[Start Dataset rows]

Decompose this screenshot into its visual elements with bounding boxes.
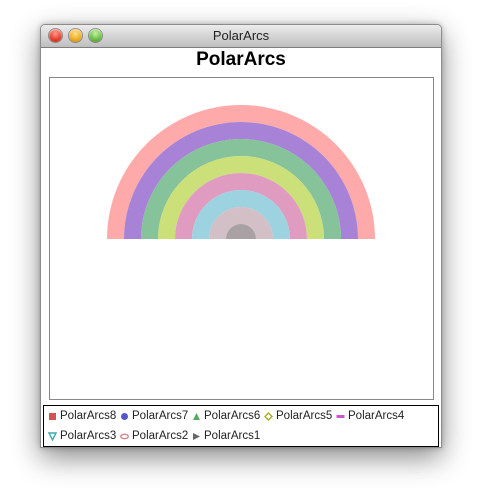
legend-item: PolarArcs6 <box>192 410 260 422</box>
legend-marker-icon <box>264 411 273 421</box>
legend-marker-icon <box>336 414 345 418</box>
title-bar: PolarArcs <box>41 25 441 48</box>
legend-marker-icon <box>48 431 57 441</box>
legend-label: PolarArcs7 <box>132 410 189 422</box>
legend-label: PolarArcs6 <box>204 410 261 422</box>
legend-item: PolarArcs1 <box>192 430 260 442</box>
legend-marker-icon <box>193 412 200 420</box>
legend-label: PolarArcs2 <box>132 430 189 442</box>
legend-item: PolarArcs3 <box>48 430 116 442</box>
legend-item: PolarArcs4 <box>336 410 404 422</box>
window-title: PolarArcs <box>212 28 270 43</box>
legend-item: PolarArcs7 <box>120 410 188 422</box>
legend-item: PolarArcs5 <box>264 410 332 422</box>
legend-marker-icon <box>120 433 129 439</box>
polar-arcs-chart <box>107 105 375 239</box>
legend-marker-icon <box>193 432 200 440</box>
legend-label: PolarArcs5 <box>276 410 333 422</box>
chart-title: PolarArcs <box>196 49 286 70</box>
legend: PolarArcs8 PolarArcs7 PolarArcs6 PolarArcs5… <box>43 405 439 447</box>
plot-area <box>49 77 434 400</box>
legend-label: PolarArcs3 <box>60 430 117 442</box>
legend-marker-icon <box>49 412 56 420</box>
legend-item: PolarArcs8 <box>48 410 116 422</box>
legend-item: PolarArcs2 <box>120 430 188 442</box>
legend-label: PolarArcs4 <box>348 410 405 422</box>
legend-label: PolarArcs8 <box>60 410 117 422</box>
legend-marker-icon <box>121 412 128 420</box>
app-window: PolarArcs PolarArcs PolarArcs8 PolarArcs7… <box>40 24 442 448</box>
legend-label: PolarArcs1 <box>204 430 261 442</box>
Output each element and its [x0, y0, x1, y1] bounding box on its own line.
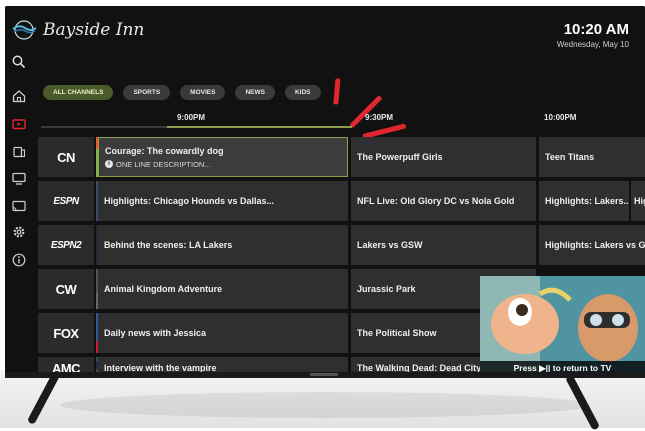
info-icon[interactable] [11, 252, 27, 268]
channel-logo-espn[interactable]: ESPN [38, 181, 94, 221]
timeline: 9:00PM 9:30PM 10:00PM [41, 111, 645, 131]
filter-kids[interactable]: KIDS [284, 85, 321, 100]
channel-logo-fox[interactable]: FOX [38, 313, 94, 353]
channel-logo-cn[interactable]: CN [38, 137, 94, 177]
live-tv-icon[interactable] [11, 116, 27, 132]
clock-time: 10:20 AM [563, 21, 629, 38]
filter-movies[interactable]: MOVIES [180, 85, 226, 100]
tv-icon[interactable] [11, 170, 27, 186]
wave-logo-icon [12, 20, 37, 40]
red-annotation-mark-1 [333, 78, 341, 105]
channel-row-espn: ESPN 4 Highlights: Chicago Hounds vs Dal… [38, 181, 645, 221]
brand: Bayside Inn [11, 20, 144, 40]
time-slot-930: 9:30PM [365, 113, 394, 122]
timeline-progress [167, 126, 352, 128]
program-cell[interactable]: Daily news with Jessica [98, 313, 348, 353]
program-cell[interactable]: Lakers vs GSW [351, 225, 536, 265]
cast-icon[interactable] [11, 198, 27, 214]
program-cell[interactable]: Highlights: Chicago Hounds vs Dallas... [98, 181, 348, 221]
floor-shadow [60, 392, 590, 418]
description-text: ONE LINE DESCRIPTION... [116, 159, 211, 169]
channel-row-espn2: ESPN2 Behind the scenes: LA Lakers Laker… [38, 225, 645, 265]
time-slot-900: 9:00PM [177, 113, 206, 122]
channel-logo-cw[interactable]: CW [38, 269, 94, 309]
program-cell[interactable]: Animal Kingdom Adventure [98, 269, 348, 309]
gear-icon[interactable] [11, 224, 27, 240]
info-icon: i [105, 160, 113, 168]
channel-logo-espn2[interactable]: ESPN2 [38, 225, 94, 265]
program-cell[interactable]: Behind the scenes: LA Lakers [98, 225, 348, 265]
program-cell[interactable]: The Powerpuff Girls [351, 137, 536, 177]
filter-all-channels[interactable]: ALL CHANNELS [43, 85, 114, 100]
program-title: Courage: The cowardly dog [105, 145, 224, 156]
program-cell[interactable]: Hig [631, 181, 645, 221]
channel-row-cn: CN COURAGE Courage: The cowardly dog iON… [38, 137, 645, 177]
tv-brand-badge [310, 373, 338, 376]
filter-sports[interactable]: SPORTS [123, 85, 171, 100]
program-cell[interactable]: Highlights: Lakers vs GSW [539, 225, 645, 265]
timeline-track [41, 126, 167, 128]
picture-in-picture-player[interactable]: Press ▶|| to return to TV [480, 276, 645, 376]
program-cell-focused[interactable]: Courage: The cowardly dog i ONE LINE DESC… [98, 137, 348, 177]
tv-screen: Bayside Inn 10:20 AM Wednesday, May 10 A… [5, 6, 645, 376]
search-icon[interactable] [11, 54, 27, 70]
filter-bar: ALL CHANNELS SPORTS MOVIES NEWS KIDS [43, 85, 321, 100]
filter-news[interactable]: NEWS [235, 85, 275, 100]
clock: 10:20 AM Wednesday, May 10 [556, 21, 629, 50]
time-slot-1000: 10:00PM [544, 113, 577, 122]
clock-date: Wednesday, May 10 [556, 40, 629, 49]
devices-icon[interactable] [11, 144, 27, 160]
program-cell[interactable]: Highlights: Lakers... [539, 181, 629, 221]
tv-frame: Bayside Inn 10:20 AM Wednesday, May 10 A… [5, 6, 645, 376]
program-cell[interactable]: NFL Live: Old Glory DC vs Nola Gold [351, 181, 536, 221]
home-icon[interactable] [11, 88, 27, 104]
program-description: i ONE LINE DESCRIPTION... [105, 160, 347, 169]
program-cell[interactable]: Teen Titans [539, 137, 645, 177]
brand-name: Bayside Inn [43, 20, 145, 40]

[End Dataset rows]

### Required work
Lay out the material as a Markdown table with the columns Row and Line, giving each line a row number and leaving out any blank lines. Begin at the line that contains "info-icon[interactable] [11, 252, 27, 268]" and stop after the line that contains "filter-all-channels[interactable]: ALL CHANNELS".

### Exercise solution
| Row | Line |
|---|---|
| 1 | info-icon[interactable] [11, 252, 27, 268] |
| 2 | channel-logo-espn[interactable]: ESPN [38, 181, 94, 221] |
| 3 | timeline: 9:00PM 9:30PM 10:00PM [41, 111, 645, 131] |
| 4 | filter-kids[interactable]: KIDS [284, 85, 321, 100] |
| 5 | channel-logo-fox[interactable]: FOX [38, 313, 94, 353] |
| 6 | channel-logo-cn[interactable]: CN [38, 137, 94, 177] |
| 7 | live-tv-icon[interactable] [11, 116, 27, 132] |
| 8 | clock-time: 10:20 AM [563, 21, 629, 38] |
| 9 | filter-movies[interactable]: MOVIES [180, 85, 226, 100] |
| 10 | tv-icon[interactable] [11, 170, 27, 186] |
| 11 | wave-logo-icon [12, 20, 37, 40] |
| 12 | red-annotation-mark-1 [333, 78, 341, 105] |
| 13 | channel-row-espn: ESPN 4 Highlights: Chicago Hounds vs Dal… [38, 181, 645, 221] |
| 14 | brand: Bayside Inn [11, 20, 144, 40] |
| 15 | time-slot-930: 9:30PM [365, 113, 394, 122] |
| 16 | timeline-progress [167, 126, 352, 128] |
| 17 | program-cell[interactable]: Daily news with Jessica [98, 313, 348, 353] |
| 18 | program-cell[interactable]: Lakers vs GSW [351, 225, 536, 265] |
| 19 | cast-icon[interactable] [11, 198, 27, 214] |
| 20 | program-cell[interactable]: Highlights: Chicago Hounds vs Dallas... [98, 181, 348, 221] |
| 21 | floor-shadow [60, 392, 590, 418] |
| 22 | description-text: ONE LINE DESCRIPTION... [116, 159, 211, 169] |
| 23 | channel-row-espn2: ESPN2 Behind the scenes: LA Lakers Laker… [38, 225, 645, 265] |
| 24 | time-slot-900: 9:00PM [177, 113, 206, 122] |
| 25 | channel-logo-cw[interactable]: CW [38, 269, 94, 309] |
| 26 | program-cell[interactable]: Animal Kingdom Adventure [98, 269, 348, 309] |
| 27 | gear-icon[interactable] [11, 224, 27, 240] |
| 28 | info-icon: i [105, 160, 113, 168] |
| 29 | channel-logo-espn2[interactable]: ESPN2 [38, 225, 94, 265] |
| 30 | program-cell[interactable]: Behind the scenes: LA Lakers [98, 225, 348, 265] |
| 31 | program-cell[interactable]: The Powerpuff Girls [351, 137, 536, 177] |
| 32 | filter-all-channels[interactable]: ALL CHANNELS [43, 85, 114, 100] |